START EXERCISE INPUTS

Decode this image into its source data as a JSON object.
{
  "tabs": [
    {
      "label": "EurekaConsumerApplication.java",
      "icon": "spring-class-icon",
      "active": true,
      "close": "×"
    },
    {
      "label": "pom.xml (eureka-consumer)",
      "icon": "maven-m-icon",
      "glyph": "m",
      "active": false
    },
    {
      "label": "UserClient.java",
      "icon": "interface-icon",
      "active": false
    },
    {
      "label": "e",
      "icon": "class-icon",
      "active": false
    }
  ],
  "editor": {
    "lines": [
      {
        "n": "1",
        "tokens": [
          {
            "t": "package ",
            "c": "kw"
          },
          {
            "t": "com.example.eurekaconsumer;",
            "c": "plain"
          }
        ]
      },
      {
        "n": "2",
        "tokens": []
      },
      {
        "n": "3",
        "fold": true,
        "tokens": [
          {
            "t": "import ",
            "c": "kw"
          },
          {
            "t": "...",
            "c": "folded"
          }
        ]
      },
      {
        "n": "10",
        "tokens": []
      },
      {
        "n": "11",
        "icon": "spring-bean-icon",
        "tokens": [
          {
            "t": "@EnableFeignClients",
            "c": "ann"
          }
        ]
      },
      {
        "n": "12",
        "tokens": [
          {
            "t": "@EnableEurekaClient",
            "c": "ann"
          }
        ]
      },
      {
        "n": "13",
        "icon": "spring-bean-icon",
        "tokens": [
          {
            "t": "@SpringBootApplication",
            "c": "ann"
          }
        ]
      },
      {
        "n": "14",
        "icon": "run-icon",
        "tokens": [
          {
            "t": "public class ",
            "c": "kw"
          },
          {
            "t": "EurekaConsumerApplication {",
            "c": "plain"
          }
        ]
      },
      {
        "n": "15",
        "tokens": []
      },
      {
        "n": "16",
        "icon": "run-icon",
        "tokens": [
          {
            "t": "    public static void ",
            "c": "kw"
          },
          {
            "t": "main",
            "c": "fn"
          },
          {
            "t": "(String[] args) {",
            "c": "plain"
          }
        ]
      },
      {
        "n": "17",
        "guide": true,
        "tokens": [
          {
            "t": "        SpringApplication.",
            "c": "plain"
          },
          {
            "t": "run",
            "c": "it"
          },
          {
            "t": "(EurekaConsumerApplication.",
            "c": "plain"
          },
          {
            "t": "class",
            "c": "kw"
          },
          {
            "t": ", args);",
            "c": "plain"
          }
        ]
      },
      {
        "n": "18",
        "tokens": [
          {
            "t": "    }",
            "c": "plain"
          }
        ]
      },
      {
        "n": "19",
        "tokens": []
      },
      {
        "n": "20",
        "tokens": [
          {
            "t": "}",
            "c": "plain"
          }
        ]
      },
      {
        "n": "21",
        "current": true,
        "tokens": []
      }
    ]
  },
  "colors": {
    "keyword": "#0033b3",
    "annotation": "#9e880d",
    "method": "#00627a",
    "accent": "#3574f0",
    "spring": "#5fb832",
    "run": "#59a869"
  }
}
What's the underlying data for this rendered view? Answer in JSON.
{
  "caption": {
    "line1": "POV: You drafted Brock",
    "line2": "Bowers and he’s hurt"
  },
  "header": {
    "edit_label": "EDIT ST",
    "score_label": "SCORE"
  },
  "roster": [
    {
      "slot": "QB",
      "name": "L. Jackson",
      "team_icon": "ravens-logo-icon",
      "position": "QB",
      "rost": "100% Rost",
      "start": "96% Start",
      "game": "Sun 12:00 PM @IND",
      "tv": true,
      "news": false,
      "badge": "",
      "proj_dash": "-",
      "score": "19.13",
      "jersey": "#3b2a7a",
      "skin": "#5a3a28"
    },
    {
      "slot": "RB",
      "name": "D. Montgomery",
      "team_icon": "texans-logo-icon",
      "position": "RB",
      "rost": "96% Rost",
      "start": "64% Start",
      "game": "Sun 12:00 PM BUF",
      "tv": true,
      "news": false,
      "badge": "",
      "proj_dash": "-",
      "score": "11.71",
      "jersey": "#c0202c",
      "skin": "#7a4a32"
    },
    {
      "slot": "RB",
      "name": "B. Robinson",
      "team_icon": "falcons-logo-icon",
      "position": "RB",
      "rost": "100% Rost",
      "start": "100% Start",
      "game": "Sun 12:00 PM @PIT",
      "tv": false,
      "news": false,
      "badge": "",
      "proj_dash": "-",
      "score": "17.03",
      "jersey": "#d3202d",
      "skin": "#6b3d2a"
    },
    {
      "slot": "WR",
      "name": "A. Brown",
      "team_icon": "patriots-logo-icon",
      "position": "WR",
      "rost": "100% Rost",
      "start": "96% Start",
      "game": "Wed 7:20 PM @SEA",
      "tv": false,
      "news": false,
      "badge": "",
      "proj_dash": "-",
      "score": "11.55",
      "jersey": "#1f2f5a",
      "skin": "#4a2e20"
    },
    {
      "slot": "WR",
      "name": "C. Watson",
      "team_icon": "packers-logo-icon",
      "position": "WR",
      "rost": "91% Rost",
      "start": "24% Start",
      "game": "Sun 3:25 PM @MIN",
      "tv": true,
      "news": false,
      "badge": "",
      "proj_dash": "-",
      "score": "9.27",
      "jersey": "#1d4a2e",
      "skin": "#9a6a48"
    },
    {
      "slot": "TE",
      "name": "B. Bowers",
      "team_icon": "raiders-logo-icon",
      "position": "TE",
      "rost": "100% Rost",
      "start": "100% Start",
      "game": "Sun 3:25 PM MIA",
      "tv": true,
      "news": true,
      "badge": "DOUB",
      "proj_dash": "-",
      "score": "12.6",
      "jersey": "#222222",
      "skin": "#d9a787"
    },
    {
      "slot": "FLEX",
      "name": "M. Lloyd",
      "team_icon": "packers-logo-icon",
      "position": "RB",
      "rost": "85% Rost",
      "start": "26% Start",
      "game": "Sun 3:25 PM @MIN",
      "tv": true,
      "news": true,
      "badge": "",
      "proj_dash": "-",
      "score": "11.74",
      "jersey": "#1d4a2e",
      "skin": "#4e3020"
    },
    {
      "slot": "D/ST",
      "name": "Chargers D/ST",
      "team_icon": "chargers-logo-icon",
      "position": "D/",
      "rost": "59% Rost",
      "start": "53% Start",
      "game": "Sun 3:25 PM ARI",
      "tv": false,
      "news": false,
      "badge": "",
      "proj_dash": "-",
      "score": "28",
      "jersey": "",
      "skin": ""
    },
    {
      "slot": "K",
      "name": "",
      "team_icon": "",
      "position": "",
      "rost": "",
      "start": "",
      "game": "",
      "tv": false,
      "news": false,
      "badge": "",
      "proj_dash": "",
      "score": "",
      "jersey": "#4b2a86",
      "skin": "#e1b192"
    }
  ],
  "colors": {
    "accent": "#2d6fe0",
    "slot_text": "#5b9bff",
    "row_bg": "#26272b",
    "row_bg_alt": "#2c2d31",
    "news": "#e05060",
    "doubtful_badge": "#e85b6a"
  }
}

END EXERCISE INPUTS

▸ **GIVEN EXERCISE**
Reproduce the full listing exactly.

▸ **REPLY**
Decode this image into its source data as a JSON object.
{
  "tabs": [
    {
      "label": "EurekaConsumerApplication.java",
      "icon": "spring-class-icon",
      "active": true,
      "close": "×"
    },
    {
      "label": "pom.xml (eureka-consumer)",
      "icon": "maven-m-icon",
      "glyph": "m",
      "active": false
    },
    {
      "label": "UserClient.java",
      "icon": "interface-icon",
      "active": false
    },
    {
      "label": "e",
      "icon": "class-icon",
      "active": false
    }
  ],
  "editor": {
    "lines": [
      {
        "n": "1",
        "tokens": [
          {
            "t": "package ",
            "c": "kw"
          },
          {
            "t": "com.example.eurekaconsumer;",
            "c": "plain"
          }
        ]
      },
      {
        "n": "2",
        "tokens": []
      },
      {
        "n": "3",
        "fold": true,
        "tokens": [
          {
            "t": "import ",
            "c": "kw"
          },
          {
            "t": "...",
            "c": "folded"
          }
        ]
      },
      {
        "n": "10",
        "tokens": []
      },
      {
        "n": "11",
        "icon": "spring-bean-icon",
        "tokens": [
          {
            "t": "@EnableFeignClients",
            "c": "ann"
          }
        ]
      },
      {
        "n": "12",
        "tokens": [
          {
            "t": "@EnableEurekaClient",
            "c": "ann"
          }
        ]
      },
      {
        "n": "13",
        "icon": "spring-bean-icon",
        "tokens": [
          {
            "t": "@SpringBootApplication",
            "c": "ann"
          }
        ]
      },
      {
        "n": "14",
        "icon": "run-icon",
        "tokens": [
          {
            "t": "public class ",
            "c": "kw"
          },
          {
            "t": "EurekaConsumerApplication {",
            "c": "plain"
          }
        ]
      },
      {
        "n": "15",
        "tokens": []
      },
      {
        "n": "16",
        "icon": "run-icon",
        "tokens": [
          {
            "t": "    public static void ",
            "c": "kw"
          },
          {
            "t": "main",
            "c": "fn"
          },
          {
            "t": "(String[] args) {",
            "c": "plain"
          }
        ]
      },
      {
        "n": "17",
        "guide": true,
        "tokens": [
          {
            "t": "        SpringApplication.",
            "c": "plain"
          },
          {
            "t": "run",
            "c": "it"
          },
          {
            "t": "(EurekaConsumerApplication.",
            "c": "plain"
          },
          {
            "t": "class",
            "c": "kw"
          },
          {
            "t": ", args);",
            "c": "plain"
          }
        ]
      },
      {
        "n": "18",
        "tokens": [
          {
            "t": "    }",
            "c": "plain"
          }
        ]
      },
      {
        "n": "19",
        "tokens": []
      },
      {
        "n": "20",
        "tokens": [
          {
            "t": "}",
            "c": "plain"
          }
        ]
      },
      {
        "n": "21",
        "current": true,
        "tokens": []
      }
    ]
  },
  "colors": {
    "keyword": "#0033b3",
    "annotation": "#9e880d",
    "method": "#00627a",
    "accent": "#3574f0",
    "spring": "#5fb832",
    "run": "#59a869"
  }
}
What's the underlying data for this rendered view? Answer in JSON.
{
  "caption": {
    "line1": "POV: You drafted Brock",
    "line2": "Bowers and he’s hurt"
  },
  "header": {
    "edit_label": "EDIT ST",
    "score_label": "SCORE"
  },
  "roster": [
    {
      "slot": "QB",
      "name": "L. Jackson",
      "team_icon": "ravens-logo-icon",
      "position": "QB",
      "rost": "100% Rost",
      "start": "96% Start",
      "game": "Sun 12:00 PM @IND",
      "tv": true,
      "news": false,
      "badge": "",
      "proj_dash": "-",
      "score": "19.13",
      "jersey": "#3b2a7a",
      "skin": "#5a3a28"
    },
    {
      "slot": "RB",
      "name": "D. Montgomery",
      "team_icon": "texans-logo-icon",
      "position": "RB",
      "rost": "96% Rost",
      "start": "64% Start",
      "game": "Sun 12:00 PM BUF",
      "tv": true,
      "news": false,
      "badge": "",
      "proj_dash": "-",
      "score": "11.71",
      "jersey": "#c0202c",
      "skin": "#7a4a32"
    },
    {
      "slot": "RB",
      "name": "B. Robinson",
      "team_icon": "falcons-logo-icon",
      "position": "RB",
      "rost": "100% Rost",
      "start": "100% Start",
      "game": "Sun 12:00 PM @PIT",
      "tv": false,
      "news": false,
      "badge": "",
      "proj_dash": "-",
      "score": "17.03",
      "jersey": "#d3202d",
      "skin": "#6b3d2a"
    },
    {
      "slot": "WR",
      "name": "A. Brown",
      "team_icon": "patriots-logo-icon",
      "position": "WR",
      "rost": "100% Rost",
      "start": "96% Start",
      "game": "Wed 7:20 PM @SEA",
      "tv": false,
      "news": false,
      "badge": "",
      "proj_dash": "-",
      "score": "11.55",
      "jersey": "#1f2f5a",
      "skin": "#4a2e20"
    },
    {
      "slot": "WR",
      "name": "C. Watson",
      "team_icon": "packers-logo-icon",
      "position": "WR",
      "rost": "91% Rost",
      "start": "24% Start",
      "game": "Sun 3:25 PM @MIN",
      "tv": true,
      "news": false,
      "badge": "",
      "proj_dash": "-",
      "score": "9.27",
      "jersey": "#1d4a2e",
      "skin": "#9a6a48"
    },
    {
      "slot": "TE",
      "name": "B. Bowers",
      "team_icon": "raiders-logo-icon",
      "position": "TE",
      "rost": "100% Rost",
      "start": "100% Start",
      "game": "Sun 3:25 PM MIA",
      "tv": true,
      "news": true,
      "badge": "DOUB",
      "proj_dash": "-",
      "score": "12.6",
      "jersey": "#222222",
      "skin": "#d9a787"
    },
    {
      "slot": "FLEX",
      "name": "M. Lloyd",
      "team_icon": "packers-logo-icon",
      "position": "RB",
      "rost": "85% Rost",
      "start": "26% Start",
      "game": "Sun 3:25 PM @MIN",
      "tv": true,
      "news": true,
      "badge": "",
      "proj_dash": "-",
      "score": "11.74",
      "jersey": "#1d4a2e",
      "skin": "#4e3020"
    },
    {
      "slot": "D/ST",
      "name": "Chargers D/ST",
      "team_icon": "chargers-logo-icon",
      "position": "D/",
      "rost": "59% Rost",
      "start": "53% Start",
      "game": "Sun 3:25 PM ARI",
      "tv": false,
      "news": false,
      "badge": "",
      "proj_dash": "-",
      "score": "28",
      "jersey": "",
      "skin": ""
    },
    {
      "slot": "K",
      "name": "",
      "team_icon": "",
      "position": "",
      "rost": "",
      "start": "",
      "game": "",
      "tv": false,
      "news": false,
      "badge": "",
      "proj_dash": "",
      "score": "",
      "jersey": "#4b2a86",
      "skin": "#e1b192"
    }
  ],
  "colors": {
    "accent": "#2d6fe0",
    "slot_text": "#5b9bff",
    "row_bg": "#26272b",
    "row_bg_alt": "#2c2d31",
    "news": "#e05060",
    "doubtful_badge": "#e85b6a"
  }
}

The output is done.